== CONSIGNE 1 ==
Indiquez si chacune des affirmations suivantes concorde avec l'extrait, en répondant par oui ou par non et en citant mot pour mot les termes de l'extrait qui tranchent la question. (a) Le président de la commission estime que les débats sur la loi n'ont pas été complets. (b) M. Denoix demande le retrait de l'urgence. (c) D'après l'orateur, les adversaires de la loi en connaissent mal les détails.

== EXTRAIT ==
####################
M. le président de la commission : Si c’est sous prétexte que la loi n’a pas été suffisamment étudiée que M. Denoix nous demande le retrait de l’urgence, j’avoue que je ne comprends plus du tout. (Très bien ! à gauche.) Est-ce qu’il estime que les débats n’ont pas été complets ? Ils ont eu, messieurs,  l’ampleur et la dignité que comportait un pareil sujet.
        Toutes les thèses, toutes les théories, toutes les doctrines ont pu être exposées ici librement ; c’est pied à pied que les adversaires de la loi l’ont combattue : ils ne l’ont pas fait seulement avec un talent, avec une ténacité, auxquels je rends hommage, mais aussi avec une précision qui montre qu’ils la connaissent à fond et qu’ils en avaient étudié tous les détails. (Très bien ! très bien !)
####################
== RELEVÉS DE DONNÉES ==
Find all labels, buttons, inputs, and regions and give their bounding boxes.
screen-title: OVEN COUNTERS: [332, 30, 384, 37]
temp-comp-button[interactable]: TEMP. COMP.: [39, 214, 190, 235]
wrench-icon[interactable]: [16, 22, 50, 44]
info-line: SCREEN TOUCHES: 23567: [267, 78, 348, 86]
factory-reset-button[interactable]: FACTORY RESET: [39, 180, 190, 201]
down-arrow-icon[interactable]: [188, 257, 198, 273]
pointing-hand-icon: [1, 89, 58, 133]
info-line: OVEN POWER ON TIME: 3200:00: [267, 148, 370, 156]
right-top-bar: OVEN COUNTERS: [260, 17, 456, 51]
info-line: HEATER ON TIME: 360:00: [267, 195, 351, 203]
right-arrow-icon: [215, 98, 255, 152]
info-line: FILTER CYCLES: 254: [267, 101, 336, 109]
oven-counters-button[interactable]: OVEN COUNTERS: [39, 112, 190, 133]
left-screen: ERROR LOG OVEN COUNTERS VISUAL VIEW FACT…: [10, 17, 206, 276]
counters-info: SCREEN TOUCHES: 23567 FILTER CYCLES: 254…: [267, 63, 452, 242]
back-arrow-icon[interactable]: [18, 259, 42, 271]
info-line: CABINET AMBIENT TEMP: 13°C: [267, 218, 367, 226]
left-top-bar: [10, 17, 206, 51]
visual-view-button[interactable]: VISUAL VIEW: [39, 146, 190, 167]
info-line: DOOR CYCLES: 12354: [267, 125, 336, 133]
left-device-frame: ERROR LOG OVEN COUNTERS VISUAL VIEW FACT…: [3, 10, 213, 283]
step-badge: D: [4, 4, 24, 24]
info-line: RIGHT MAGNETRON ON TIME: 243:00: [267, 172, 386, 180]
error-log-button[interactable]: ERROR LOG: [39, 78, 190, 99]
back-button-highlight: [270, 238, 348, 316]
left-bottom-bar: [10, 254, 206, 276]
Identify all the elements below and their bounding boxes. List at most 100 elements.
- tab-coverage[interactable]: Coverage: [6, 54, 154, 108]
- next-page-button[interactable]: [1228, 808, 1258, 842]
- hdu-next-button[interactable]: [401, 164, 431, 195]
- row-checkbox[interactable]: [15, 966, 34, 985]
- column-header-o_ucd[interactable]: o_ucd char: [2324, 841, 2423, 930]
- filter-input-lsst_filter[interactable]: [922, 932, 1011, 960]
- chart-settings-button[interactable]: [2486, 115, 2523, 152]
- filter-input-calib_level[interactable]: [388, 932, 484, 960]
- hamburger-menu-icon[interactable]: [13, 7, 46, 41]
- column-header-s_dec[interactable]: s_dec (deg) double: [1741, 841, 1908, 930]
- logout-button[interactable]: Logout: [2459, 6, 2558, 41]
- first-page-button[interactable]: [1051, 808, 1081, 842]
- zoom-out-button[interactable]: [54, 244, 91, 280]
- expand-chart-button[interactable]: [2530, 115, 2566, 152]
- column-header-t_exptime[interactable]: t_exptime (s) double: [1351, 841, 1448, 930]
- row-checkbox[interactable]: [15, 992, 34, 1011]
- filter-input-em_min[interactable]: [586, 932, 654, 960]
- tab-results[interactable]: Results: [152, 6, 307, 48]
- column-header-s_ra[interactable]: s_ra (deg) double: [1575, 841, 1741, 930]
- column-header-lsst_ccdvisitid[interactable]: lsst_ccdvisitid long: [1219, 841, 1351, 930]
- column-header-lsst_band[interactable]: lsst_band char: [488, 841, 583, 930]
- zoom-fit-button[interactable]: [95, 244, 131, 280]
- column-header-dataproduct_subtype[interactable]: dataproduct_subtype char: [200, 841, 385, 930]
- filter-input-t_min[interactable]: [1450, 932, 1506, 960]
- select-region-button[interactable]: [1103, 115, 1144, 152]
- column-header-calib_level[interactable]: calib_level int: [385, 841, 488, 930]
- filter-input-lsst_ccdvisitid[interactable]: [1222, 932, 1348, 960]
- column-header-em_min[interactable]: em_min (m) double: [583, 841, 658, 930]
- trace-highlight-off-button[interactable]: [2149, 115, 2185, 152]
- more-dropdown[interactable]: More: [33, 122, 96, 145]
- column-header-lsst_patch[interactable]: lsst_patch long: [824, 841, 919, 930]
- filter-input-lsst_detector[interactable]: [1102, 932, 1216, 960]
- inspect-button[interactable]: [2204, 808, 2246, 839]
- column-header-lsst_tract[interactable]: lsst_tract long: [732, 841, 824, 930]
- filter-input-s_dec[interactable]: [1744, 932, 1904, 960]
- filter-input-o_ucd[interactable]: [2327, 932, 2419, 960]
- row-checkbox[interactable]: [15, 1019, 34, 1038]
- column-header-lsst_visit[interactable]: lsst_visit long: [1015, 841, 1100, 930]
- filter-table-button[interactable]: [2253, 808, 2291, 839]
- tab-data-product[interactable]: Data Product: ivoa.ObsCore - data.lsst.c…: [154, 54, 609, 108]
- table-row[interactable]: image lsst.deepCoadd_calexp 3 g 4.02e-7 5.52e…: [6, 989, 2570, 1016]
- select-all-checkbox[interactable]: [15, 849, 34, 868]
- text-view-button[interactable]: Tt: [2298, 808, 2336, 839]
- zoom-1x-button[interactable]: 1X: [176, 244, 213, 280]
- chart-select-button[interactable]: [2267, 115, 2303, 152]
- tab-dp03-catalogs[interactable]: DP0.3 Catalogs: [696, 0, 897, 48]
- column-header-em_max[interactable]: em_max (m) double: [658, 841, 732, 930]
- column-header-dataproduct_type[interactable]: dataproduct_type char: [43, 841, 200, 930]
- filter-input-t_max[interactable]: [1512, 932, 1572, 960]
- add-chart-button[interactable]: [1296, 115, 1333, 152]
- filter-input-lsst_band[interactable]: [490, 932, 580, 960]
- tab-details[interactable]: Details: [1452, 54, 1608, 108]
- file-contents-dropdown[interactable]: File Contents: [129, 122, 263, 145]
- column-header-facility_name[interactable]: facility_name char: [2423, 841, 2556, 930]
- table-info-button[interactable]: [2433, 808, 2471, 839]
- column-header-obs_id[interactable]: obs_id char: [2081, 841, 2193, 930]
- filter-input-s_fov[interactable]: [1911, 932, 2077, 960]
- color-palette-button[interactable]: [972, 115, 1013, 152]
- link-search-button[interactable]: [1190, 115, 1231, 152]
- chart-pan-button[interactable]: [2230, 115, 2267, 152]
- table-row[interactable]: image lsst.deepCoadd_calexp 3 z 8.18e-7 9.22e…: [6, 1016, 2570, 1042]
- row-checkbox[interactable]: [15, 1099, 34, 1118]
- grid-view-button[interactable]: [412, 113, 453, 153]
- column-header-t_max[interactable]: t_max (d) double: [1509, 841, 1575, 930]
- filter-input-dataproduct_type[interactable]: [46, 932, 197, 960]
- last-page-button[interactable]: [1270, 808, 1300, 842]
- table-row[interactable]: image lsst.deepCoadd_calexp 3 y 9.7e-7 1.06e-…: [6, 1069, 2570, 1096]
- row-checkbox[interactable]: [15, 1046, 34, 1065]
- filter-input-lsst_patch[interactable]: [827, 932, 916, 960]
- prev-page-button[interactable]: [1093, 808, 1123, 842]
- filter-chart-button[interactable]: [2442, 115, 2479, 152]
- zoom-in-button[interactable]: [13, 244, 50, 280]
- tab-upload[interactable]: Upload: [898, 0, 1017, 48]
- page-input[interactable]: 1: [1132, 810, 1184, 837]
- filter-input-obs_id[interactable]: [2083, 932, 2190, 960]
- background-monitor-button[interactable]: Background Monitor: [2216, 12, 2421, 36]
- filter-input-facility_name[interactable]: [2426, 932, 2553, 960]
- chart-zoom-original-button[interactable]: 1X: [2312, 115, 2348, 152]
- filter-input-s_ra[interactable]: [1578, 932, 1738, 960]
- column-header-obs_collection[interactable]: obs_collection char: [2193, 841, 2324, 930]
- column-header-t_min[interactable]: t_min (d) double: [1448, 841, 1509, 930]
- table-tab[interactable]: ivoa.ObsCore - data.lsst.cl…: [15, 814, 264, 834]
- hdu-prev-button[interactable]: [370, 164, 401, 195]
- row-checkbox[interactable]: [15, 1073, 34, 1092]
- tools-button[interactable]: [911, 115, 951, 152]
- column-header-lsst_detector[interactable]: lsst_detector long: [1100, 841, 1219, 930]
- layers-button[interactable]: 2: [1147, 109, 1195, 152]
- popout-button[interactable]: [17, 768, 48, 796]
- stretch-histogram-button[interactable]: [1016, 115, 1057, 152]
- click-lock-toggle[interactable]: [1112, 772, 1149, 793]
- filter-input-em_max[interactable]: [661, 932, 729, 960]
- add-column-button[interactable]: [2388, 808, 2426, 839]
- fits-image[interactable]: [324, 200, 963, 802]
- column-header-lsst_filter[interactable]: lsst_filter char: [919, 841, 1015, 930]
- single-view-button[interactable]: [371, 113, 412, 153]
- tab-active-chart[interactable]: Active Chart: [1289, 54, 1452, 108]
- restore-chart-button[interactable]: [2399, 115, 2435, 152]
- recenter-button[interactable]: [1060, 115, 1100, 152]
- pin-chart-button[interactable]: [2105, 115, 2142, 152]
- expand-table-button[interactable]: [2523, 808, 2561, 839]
####################
== CONSIGNE 2 ==
Modifiez les relevés depuis leur première ligne jusqu'à la ligne contenant « 180, 190, 201] », celle-ci comprise, en remplaçant « SCREEN TOUCHES » par « TOUCH COUNT » sans rien changer d'autre, et ne donnez que ces lignes.

== RÉPONSE 1 ==
(a) Non : « l’ampleur et la dignité que comportait un pareil sujet »
(b) Oui : « M. Denoix nous demande le retrait de l’urgence »
(c) Non : « une précision qui montre qu’ils la connaissent à fond et qu’ils en avaient étudié tous les détails »

== RÉPONSE 2 ==
Find all labels, buttons, inputs, and regions and give their bounding boxes.
screen-title: OVEN COUNTERS: [332, 30, 384, 37]
temp-comp-button[interactable]: TEMP. COMP.: [39, 214, 190, 235]
wrench-icon[interactable]: [16, 22, 50, 44]
info-line: TOUCH COUNT: 23567: [267, 78, 348, 86]
factory-reset-button[interactable]: FACTORY RESET: [39, 180, 190, 201]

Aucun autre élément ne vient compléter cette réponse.